EXERCISE BRIEF :: Return verbatim the part of the records that opens with their first line and closes with the line containing "hko-logo[interactable]: S 香港天文台", including both of those lines.

□ □ □ □

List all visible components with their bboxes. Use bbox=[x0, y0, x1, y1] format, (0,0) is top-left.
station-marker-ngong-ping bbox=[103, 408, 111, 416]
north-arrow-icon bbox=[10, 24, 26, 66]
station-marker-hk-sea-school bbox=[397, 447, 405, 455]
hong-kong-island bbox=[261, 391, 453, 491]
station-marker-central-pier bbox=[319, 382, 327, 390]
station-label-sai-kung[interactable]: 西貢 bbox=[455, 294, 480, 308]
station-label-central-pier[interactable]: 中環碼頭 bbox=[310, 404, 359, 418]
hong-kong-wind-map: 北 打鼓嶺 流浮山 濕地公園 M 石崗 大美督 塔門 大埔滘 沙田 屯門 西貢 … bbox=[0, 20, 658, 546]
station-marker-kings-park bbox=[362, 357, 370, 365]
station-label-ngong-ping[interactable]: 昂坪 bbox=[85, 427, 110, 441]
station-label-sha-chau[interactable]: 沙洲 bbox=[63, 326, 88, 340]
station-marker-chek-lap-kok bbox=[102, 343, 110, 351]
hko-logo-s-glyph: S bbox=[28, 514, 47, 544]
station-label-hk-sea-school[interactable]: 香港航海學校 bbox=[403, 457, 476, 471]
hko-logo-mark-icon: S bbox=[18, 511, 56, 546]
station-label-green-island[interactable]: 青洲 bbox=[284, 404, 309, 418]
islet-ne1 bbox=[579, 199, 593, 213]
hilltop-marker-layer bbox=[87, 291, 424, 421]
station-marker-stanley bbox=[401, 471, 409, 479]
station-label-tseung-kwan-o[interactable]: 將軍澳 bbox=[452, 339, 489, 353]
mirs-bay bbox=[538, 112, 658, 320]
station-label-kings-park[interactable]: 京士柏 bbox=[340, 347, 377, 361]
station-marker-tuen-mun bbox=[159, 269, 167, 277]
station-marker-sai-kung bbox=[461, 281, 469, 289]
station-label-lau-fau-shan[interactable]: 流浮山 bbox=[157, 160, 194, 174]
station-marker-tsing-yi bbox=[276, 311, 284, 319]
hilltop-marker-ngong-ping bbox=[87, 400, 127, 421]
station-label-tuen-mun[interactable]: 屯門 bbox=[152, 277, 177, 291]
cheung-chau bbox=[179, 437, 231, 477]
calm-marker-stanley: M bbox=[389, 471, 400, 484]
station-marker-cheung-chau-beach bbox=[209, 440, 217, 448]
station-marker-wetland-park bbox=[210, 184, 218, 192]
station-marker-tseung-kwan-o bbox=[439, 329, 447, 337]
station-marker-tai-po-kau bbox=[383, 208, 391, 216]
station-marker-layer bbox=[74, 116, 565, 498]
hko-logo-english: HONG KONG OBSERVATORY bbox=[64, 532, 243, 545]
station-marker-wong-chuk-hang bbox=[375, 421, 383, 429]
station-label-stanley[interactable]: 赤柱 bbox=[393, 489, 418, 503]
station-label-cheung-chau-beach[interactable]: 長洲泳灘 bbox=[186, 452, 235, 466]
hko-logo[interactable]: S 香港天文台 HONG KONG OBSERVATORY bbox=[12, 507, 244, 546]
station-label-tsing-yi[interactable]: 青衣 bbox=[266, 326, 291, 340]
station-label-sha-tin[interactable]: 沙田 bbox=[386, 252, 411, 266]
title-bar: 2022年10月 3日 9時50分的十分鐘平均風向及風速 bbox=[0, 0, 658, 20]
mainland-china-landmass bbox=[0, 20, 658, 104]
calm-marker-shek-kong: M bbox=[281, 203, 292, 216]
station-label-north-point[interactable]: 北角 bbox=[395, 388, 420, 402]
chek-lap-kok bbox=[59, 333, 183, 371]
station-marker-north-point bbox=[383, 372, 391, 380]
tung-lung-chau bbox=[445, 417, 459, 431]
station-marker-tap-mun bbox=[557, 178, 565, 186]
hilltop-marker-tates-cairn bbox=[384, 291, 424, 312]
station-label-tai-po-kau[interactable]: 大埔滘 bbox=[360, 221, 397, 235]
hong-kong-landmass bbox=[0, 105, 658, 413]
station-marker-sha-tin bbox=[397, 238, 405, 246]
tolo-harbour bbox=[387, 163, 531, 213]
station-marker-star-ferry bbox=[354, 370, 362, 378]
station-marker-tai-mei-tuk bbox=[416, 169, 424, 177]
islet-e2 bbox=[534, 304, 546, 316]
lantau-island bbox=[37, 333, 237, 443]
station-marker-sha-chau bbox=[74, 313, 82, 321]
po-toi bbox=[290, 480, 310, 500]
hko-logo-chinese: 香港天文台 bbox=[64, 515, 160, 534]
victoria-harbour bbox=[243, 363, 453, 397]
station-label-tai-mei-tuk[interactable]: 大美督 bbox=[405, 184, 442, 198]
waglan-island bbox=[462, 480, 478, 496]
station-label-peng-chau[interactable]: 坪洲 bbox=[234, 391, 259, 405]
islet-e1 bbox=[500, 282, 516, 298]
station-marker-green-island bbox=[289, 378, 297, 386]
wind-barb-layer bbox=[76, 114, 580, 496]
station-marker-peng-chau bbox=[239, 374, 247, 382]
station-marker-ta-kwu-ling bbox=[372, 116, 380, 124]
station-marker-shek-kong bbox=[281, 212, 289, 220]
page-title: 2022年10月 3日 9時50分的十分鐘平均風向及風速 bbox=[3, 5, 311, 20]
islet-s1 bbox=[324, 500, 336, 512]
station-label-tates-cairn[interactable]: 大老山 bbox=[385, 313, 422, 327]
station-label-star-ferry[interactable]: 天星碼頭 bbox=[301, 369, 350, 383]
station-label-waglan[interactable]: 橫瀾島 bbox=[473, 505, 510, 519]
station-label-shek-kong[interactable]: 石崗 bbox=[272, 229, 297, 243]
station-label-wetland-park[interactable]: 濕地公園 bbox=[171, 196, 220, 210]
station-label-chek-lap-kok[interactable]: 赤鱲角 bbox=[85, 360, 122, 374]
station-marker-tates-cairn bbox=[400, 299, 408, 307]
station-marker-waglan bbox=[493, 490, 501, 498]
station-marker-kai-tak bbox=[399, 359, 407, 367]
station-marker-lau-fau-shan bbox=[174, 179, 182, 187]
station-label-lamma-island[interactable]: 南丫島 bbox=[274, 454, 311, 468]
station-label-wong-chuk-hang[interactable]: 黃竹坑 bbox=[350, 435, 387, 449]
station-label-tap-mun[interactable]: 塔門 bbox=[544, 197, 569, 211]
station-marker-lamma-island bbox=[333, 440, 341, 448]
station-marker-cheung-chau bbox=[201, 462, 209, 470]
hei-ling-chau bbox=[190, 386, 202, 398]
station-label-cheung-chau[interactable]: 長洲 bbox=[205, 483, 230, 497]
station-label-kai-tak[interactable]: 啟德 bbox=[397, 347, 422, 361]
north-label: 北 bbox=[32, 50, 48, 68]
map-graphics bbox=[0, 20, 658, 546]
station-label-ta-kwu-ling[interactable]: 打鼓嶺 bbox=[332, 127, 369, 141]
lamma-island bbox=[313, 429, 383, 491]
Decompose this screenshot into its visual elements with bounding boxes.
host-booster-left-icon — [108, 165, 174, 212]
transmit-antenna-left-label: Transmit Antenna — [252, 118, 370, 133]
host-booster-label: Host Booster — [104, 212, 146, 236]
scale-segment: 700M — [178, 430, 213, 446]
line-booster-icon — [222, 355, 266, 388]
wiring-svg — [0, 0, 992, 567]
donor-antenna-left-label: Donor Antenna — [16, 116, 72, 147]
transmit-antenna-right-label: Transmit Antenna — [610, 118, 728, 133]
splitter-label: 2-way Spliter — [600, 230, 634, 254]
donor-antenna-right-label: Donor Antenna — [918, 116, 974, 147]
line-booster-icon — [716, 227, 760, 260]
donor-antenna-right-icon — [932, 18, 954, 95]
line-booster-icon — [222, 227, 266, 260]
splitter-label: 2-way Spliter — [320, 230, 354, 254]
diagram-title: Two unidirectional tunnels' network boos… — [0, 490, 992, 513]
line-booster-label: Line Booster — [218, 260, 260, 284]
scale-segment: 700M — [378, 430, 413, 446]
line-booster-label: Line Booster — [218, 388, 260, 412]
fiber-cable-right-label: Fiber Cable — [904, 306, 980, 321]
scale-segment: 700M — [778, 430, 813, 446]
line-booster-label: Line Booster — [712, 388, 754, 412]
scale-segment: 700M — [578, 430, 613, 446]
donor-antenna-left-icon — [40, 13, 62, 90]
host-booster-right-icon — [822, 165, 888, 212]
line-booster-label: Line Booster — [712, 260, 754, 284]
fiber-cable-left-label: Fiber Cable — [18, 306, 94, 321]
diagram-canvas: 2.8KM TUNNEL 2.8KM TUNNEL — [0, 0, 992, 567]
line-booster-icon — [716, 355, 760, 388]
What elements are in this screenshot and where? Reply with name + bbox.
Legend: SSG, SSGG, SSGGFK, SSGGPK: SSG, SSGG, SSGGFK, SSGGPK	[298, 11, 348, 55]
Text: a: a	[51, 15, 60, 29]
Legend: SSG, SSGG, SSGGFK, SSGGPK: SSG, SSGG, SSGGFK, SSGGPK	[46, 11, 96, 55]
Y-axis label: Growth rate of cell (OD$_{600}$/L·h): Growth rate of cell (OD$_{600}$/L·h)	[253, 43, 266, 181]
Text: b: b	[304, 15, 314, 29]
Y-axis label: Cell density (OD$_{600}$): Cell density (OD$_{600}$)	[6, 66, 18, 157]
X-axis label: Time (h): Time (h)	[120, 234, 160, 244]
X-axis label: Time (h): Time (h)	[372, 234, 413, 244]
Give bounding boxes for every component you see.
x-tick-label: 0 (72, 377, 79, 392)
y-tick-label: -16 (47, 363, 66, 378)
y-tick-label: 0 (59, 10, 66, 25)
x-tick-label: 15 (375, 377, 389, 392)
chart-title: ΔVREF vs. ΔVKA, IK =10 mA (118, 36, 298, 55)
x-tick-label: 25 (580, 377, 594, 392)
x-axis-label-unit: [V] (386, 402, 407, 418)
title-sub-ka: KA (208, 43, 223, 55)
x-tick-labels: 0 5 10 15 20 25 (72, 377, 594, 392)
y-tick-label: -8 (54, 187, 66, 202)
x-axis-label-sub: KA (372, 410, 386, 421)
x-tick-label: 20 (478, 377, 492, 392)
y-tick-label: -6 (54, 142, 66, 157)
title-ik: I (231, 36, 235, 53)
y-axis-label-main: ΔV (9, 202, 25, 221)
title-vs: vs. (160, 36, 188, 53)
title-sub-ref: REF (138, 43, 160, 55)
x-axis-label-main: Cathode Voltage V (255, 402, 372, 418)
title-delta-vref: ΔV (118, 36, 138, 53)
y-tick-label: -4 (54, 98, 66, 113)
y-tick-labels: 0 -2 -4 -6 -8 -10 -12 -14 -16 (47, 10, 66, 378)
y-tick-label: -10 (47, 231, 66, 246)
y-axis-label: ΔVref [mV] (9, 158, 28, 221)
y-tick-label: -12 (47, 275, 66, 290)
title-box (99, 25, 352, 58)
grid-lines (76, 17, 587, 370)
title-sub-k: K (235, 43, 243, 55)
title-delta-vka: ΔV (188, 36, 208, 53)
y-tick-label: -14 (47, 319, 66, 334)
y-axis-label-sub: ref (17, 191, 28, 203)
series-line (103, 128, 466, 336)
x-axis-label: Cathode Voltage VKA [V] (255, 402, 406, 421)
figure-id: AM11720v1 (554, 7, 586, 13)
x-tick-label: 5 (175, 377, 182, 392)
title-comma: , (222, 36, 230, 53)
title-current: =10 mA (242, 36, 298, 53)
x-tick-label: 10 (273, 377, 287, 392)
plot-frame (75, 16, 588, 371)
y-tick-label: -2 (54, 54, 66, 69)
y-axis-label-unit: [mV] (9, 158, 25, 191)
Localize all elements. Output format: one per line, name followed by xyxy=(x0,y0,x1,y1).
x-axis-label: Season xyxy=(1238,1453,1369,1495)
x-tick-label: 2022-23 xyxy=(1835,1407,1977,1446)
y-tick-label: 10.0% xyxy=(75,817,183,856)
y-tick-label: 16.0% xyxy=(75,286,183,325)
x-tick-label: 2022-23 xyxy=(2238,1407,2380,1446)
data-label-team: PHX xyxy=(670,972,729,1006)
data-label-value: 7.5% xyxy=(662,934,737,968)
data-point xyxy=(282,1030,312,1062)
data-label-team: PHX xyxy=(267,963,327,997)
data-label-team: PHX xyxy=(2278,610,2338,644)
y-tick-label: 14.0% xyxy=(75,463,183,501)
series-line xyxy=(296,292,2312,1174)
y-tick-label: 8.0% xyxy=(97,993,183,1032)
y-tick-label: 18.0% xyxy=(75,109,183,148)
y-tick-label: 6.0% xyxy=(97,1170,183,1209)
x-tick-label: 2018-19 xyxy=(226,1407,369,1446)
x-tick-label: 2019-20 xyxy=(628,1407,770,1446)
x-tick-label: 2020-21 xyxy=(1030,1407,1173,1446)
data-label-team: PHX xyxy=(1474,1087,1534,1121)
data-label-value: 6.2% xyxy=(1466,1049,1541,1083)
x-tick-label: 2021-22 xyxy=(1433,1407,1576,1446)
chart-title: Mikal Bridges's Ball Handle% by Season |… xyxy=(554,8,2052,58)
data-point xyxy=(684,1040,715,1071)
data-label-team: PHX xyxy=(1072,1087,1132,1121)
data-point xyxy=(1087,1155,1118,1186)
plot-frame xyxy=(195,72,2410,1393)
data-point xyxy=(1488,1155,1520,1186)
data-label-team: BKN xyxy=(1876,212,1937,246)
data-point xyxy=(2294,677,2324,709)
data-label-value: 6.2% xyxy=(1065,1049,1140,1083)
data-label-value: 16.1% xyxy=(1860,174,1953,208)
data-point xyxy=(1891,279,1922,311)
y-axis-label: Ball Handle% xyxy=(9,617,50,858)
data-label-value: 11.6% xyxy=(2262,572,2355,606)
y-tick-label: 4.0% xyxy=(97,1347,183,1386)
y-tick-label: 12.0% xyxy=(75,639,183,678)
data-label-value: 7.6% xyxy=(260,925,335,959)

□ □ □ □

ANSWER TO THE EXERCISE ::
List all visible components with their bboxes. Use bbox=[x0, y0, x1, y1] format, (0,0) is top-left.
station-marker-ngong-ping bbox=[103, 408, 111, 416]
north-arrow-icon bbox=[10, 24, 26, 66]
station-marker-hk-sea-school bbox=[397, 447, 405, 455]
hong-kong-island bbox=[261, 391, 453, 491]
station-marker-central-pier bbox=[319, 382, 327, 390]
station-label-sai-kung[interactable]: 西貢 bbox=[455, 294, 480, 308]
station-label-central-pier[interactable]: 中環碼頭 bbox=[310, 404, 359, 418]
hong-kong-wind-map: 北 打鼓嶺 流浮山 濕地公園 M 石崗 大美督 塔門 大埔滘 沙田 屯門 西貢 … bbox=[0, 20, 658, 546]
station-marker-kings-park bbox=[362, 357, 370, 365]
station-label-ngong-ping[interactable]: 昂坪 bbox=[85, 427, 110, 441]
station-label-sha-chau[interactable]: 沙洲 bbox=[63, 326, 88, 340]
station-marker-chek-lap-kok bbox=[102, 343, 110, 351]
hko-logo-s-glyph: S bbox=[28, 514, 47, 544]
station-label-hk-sea-school[interactable]: 香港航海學校 bbox=[403, 457, 476, 471]
hko-logo-mark-icon: S bbox=[18, 511, 56, 546]
station-label-green-island[interactable]: 青洲 bbox=[284, 404, 309, 418]
islet-ne1 bbox=[579, 199, 593, 213]
hilltop-marker-layer bbox=[87, 291, 424, 421]
station-marker-stanley bbox=[401, 471, 409, 479]
station-label-tseung-kwan-o[interactable]: 將軍澳 bbox=[452, 339, 489, 353]
mirs-bay bbox=[538, 112, 658, 320]
station-label-kings-park[interactable]: 京士柏 bbox=[340, 347, 377, 361]
station-marker-tuen-mun bbox=[159, 269, 167, 277]
station-marker-sai-kung bbox=[461, 281, 469, 289]
station-label-lau-fau-shan[interactable]: 流浮山 bbox=[157, 160, 194, 174]
station-marker-tsing-yi bbox=[276, 311, 284, 319]
hilltop-marker-ngong-ping bbox=[87, 400, 127, 421]
station-label-tuen-mun[interactable]: 屯門 bbox=[152, 277, 177, 291]
cheung-chau bbox=[179, 437, 231, 477]
calm-marker-stanley: M bbox=[389, 471, 400, 484]
station-marker-cheung-chau-beach bbox=[209, 440, 217, 448]
station-marker-wetland-park bbox=[210, 184, 218, 192]
station-marker-tseung-kwan-o bbox=[439, 329, 447, 337]
station-marker-tai-po-kau bbox=[383, 208, 391, 216]
station-marker-layer bbox=[74, 116, 565, 498]
hko-logo-english: HONG KONG OBSERVATORY bbox=[64, 532, 243, 545]
station-marker-wong-chuk-hang bbox=[375, 421, 383, 429]
station-label-stanley[interactable]: 赤柱 bbox=[393, 489, 418, 503]
station-label-cheung-chau-beach[interactable]: 長洲泳灘 bbox=[186, 452, 235, 466]
hko-logo[interactable]: S 香港天文台 HONG KONG OBSERVATORY bbox=[12, 507, 244, 546]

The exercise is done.